-- BEGIN --

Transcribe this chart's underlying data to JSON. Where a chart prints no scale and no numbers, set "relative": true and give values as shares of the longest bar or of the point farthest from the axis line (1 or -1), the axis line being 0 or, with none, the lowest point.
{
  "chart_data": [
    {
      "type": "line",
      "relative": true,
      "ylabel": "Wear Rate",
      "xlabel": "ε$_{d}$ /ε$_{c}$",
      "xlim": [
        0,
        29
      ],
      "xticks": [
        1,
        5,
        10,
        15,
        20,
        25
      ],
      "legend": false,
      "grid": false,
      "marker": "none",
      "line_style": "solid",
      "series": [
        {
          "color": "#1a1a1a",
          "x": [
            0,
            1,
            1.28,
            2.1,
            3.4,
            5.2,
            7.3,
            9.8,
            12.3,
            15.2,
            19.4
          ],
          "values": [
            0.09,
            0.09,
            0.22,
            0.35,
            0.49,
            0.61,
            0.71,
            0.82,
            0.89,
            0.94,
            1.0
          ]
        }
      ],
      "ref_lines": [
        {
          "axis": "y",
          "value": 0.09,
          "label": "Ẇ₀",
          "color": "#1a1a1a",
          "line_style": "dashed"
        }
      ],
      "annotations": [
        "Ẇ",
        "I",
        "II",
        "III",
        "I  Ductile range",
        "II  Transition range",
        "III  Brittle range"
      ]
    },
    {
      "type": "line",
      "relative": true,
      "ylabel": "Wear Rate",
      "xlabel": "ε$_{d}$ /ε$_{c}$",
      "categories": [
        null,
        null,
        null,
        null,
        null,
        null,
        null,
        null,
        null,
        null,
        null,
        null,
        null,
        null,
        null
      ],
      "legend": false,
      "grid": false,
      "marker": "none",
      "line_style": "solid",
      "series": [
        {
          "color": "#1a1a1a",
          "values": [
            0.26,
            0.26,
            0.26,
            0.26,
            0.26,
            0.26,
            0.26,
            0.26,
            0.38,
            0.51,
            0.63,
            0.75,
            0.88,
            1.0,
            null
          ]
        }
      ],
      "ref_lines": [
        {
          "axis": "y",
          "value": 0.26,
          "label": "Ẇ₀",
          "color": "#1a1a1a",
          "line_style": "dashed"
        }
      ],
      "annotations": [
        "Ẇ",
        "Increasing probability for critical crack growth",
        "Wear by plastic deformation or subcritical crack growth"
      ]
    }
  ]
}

-- END --

> Problem statement:
Write each line above out exactly.

> Response to this task:
Transcribe this chart's underlying data to JSON. Where a chart prints no scale and no numbers, set "relative": true and give values as shares of the longest bar or of the point farthest from the axis line (1 or -1), the axis line being 0 or, with none, the lowest point.
{
  "chart_data": [
    {
      "type": "line",
      "relative": true,
      "ylabel": "Wear Rate",
      "xlabel": "ε$_{d}$ /ε$_{c}$",
      "xlim": [
        0,
        29
      ],
      "xticks": [
        1,
        5,
        10,
        15,
        20,
        25
      ],
      "legend": false,
      "grid": false,
      "marker": "none",
      "line_style": "solid",
      "series": [
        {
          "color": "#1a1a1a",
          "x": [
            0,
            1,
            1.28,
            2.1,
            3.4,
            5.2,
            7.3,
            9.8,
            12.3,
            15.2,
            19.4
          ],
          "values": [
            0.09,
            0.09,
            0.22,
            0.35,
            0.49,
            0.61,
            0.71,
            0.82,
            0.89,
            0.94,
            1.0
          ]
        }
      ],
      "ref_lines": [
        {
          "axis": "y",
          "value": 0.09,
          "label": "Ẇ₀",
          "color": "#1a1a1a",
          "line_style": "dashed"
        }
      ],
      "annotations": [
        "Ẇ",
        "I",
        "II",
        "III",
        "I  Ductile range",
        "II  Transition range",
        "III  Brittle range"
      ]
    },
    {
      "type": "line",
      "relative": true,
      "ylabel": "Wear Rate",
      "xlabel": "ε$_{d}$ /ε$_{c}$",
      "categories": [
        null,
        null,
        null,
        null,
        null,
        null,
        null,
        null,
        null,
        null,
        null,
        null,
        null,
        null,
        null
      ],
      "legend": false,
      "grid": false,
      "marker": "none",
      "line_style": "solid",
      "series": [
        {
          "color": "#1a1a1a",
          "values": [
            0.26,
            0.26,
            0.26,
            0.26,
            0.26,
            0.26,
            0.26,
            0.26,
            0.38,
            0.51,
            0.63,
            0.75,
            0.88,
            1.0,
            null
          ]
        }
      ],
      "ref_lines": [
        {
          "axis": "y",
          "value": 0.26,
          "label": "Ẇ₀",
          "color": "#1a1a1a",
          "line_style": "dashed"
        }
      ],
      "annotations": [
        "Ẇ",
        "Increasing probability for critical crack growth",
        "Wear by plastic deformation or subcritical crack growth"
      ]
    }
  ]
}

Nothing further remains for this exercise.